Task brief | Could you rewrite the material, replacing "STARTER" with "CRANKING MOTOR" everywhere and keeping everything else the same? Leave the pictures out.

==*==

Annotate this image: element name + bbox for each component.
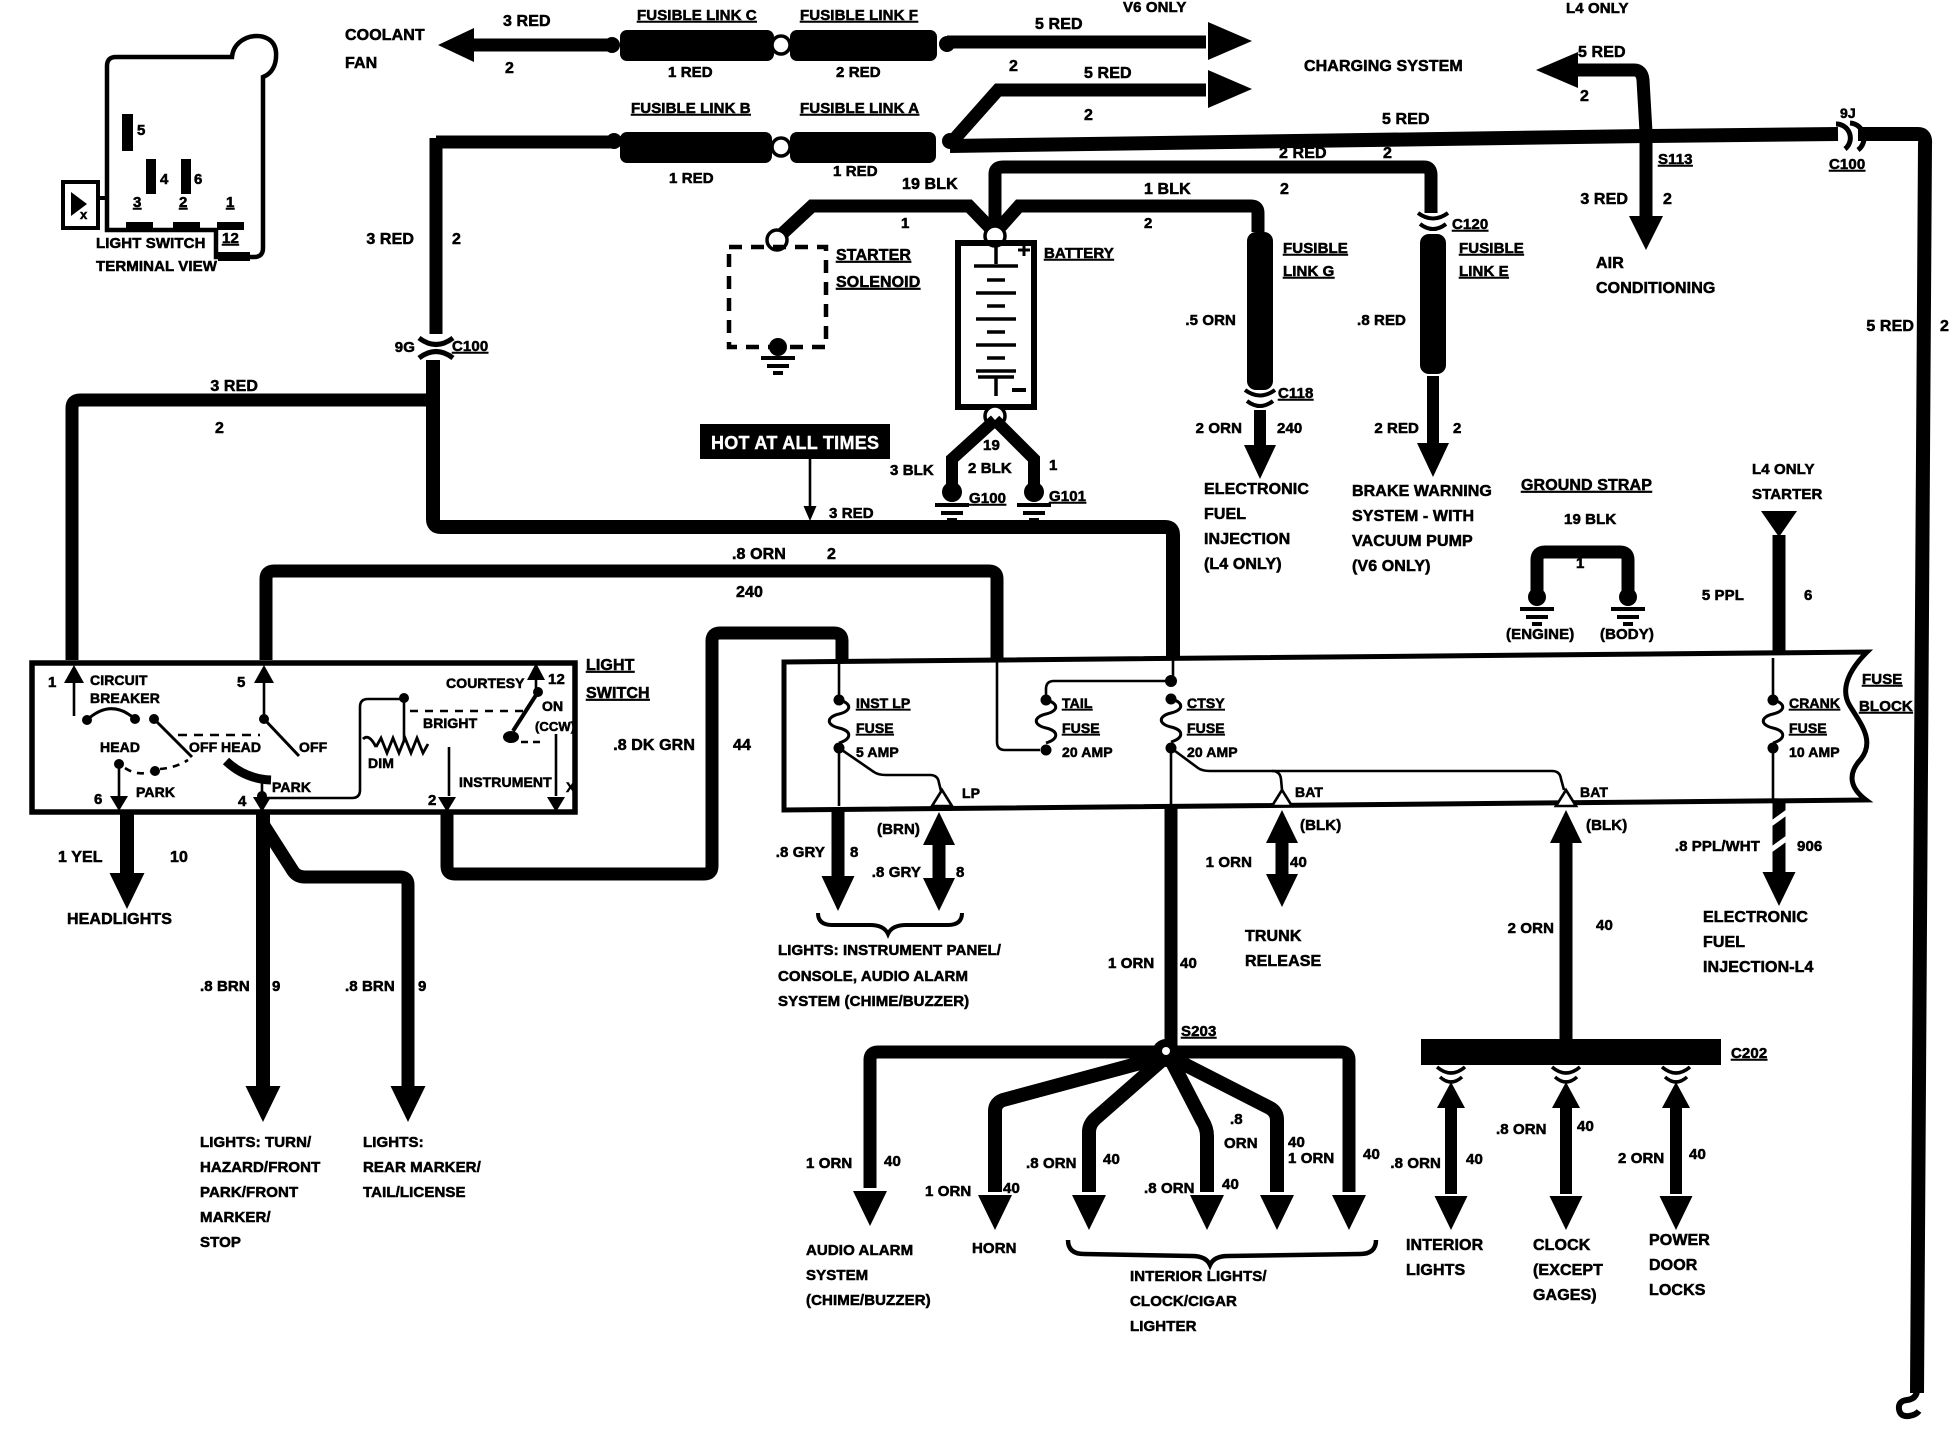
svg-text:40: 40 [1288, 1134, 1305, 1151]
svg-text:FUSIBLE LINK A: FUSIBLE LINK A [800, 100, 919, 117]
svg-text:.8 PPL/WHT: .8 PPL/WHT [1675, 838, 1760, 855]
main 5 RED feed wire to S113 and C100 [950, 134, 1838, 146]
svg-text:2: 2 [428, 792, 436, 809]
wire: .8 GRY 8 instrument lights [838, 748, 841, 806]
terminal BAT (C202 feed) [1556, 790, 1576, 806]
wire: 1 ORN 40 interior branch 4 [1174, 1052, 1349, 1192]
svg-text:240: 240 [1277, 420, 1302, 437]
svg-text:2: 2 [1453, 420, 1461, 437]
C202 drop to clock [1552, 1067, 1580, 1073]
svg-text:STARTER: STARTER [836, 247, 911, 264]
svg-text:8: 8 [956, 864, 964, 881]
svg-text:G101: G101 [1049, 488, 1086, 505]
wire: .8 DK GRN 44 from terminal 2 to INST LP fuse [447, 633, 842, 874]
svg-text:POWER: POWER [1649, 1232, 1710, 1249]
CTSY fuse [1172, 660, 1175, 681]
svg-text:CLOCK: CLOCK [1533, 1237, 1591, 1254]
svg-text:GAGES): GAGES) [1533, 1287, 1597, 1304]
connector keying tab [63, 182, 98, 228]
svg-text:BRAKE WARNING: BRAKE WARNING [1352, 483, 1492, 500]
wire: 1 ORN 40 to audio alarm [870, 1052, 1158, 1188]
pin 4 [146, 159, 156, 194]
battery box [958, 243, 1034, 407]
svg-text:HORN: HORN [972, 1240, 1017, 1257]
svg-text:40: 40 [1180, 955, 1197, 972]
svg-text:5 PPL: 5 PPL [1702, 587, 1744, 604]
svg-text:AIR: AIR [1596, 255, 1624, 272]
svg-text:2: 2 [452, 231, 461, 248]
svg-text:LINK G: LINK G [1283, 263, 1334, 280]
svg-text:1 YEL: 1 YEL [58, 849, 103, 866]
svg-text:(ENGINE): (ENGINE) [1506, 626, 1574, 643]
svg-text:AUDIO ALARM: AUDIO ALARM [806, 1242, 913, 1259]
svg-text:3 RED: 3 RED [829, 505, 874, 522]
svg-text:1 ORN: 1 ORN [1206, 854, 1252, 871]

==*==

Answer to the task |
Annotate this image: element name + bbox for each component.
svg-text:40: 40 [1288, 1134, 1305, 1151]
svg-text:FUSIBLE LINK A: FUSIBLE LINK A [800, 100, 919, 117]
svg-text:.8 PPL/WHT: .8 PPL/WHT [1675, 838, 1760, 855]
main 5 RED feed wire to S113 and C100 [950, 134, 1838, 146]
svg-text:2: 2 [428, 792, 436, 809]
wire: .8 GRY 8 instrument lights [838, 748, 841, 806]
terminal BAT (C202 feed) [1556, 790, 1576, 806]
wire: 1 ORN 40 interior branch 4 [1174, 1052, 1349, 1192]
svg-text:240: 240 [1277, 420, 1302, 437]
svg-text:2: 2 [1453, 420, 1461, 437]
C202 drop to clock [1552, 1067, 1580, 1073]
svg-text:CRANKING MOTOR: CRANKING MOTOR [836, 247, 911, 264]
svg-text:8: 8 [956, 864, 964, 881]
svg-text:G101: G101 [1049, 488, 1086, 505]
wire: .8 DK GRN 44 from terminal 2 to INST LP fuse [447, 633, 842, 874]
svg-text:POWER: POWER [1649, 1232, 1710, 1249]
CTSY fuse [1172, 660, 1175, 681]
svg-text:CLOCK: CLOCK [1533, 1237, 1591, 1254]
svg-text:GAGES): GAGES) [1533, 1287, 1597, 1304]
connector keying tab [63, 182, 98, 228]
svg-text:BRAKE WARNING: BRAKE WARNING [1352, 483, 1492, 500]
wire: 1 ORN 40 to audio alarm [870, 1052, 1158, 1188]
pin 4 [146, 159, 156, 194]
battery box [958, 243, 1034, 407]
svg-text:HORN: HORN [972, 1240, 1017, 1257]
svg-text:40: 40 [1180, 955, 1197, 972]
svg-text:5 PPL: 5 PPL [1702, 587, 1744, 604]
svg-text:AIR: AIR [1596, 255, 1624, 272]
svg-text:2: 2 [452, 231, 461, 248]
svg-text:LINK G: LINK G [1283, 263, 1334, 280]
svg-text:1 YEL: 1 YEL [58, 849, 103, 866]
svg-text:(ENGINE): (ENGINE) [1506, 626, 1574, 643]
svg-text:AUDIO ALARM: AUDIO ALARM [806, 1242, 913, 1259]
svg-text:3 RED: 3 RED [829, 505, 874, 522]
svg-text:1 ORN: 1 ORN [1206, 854, 1252, 871]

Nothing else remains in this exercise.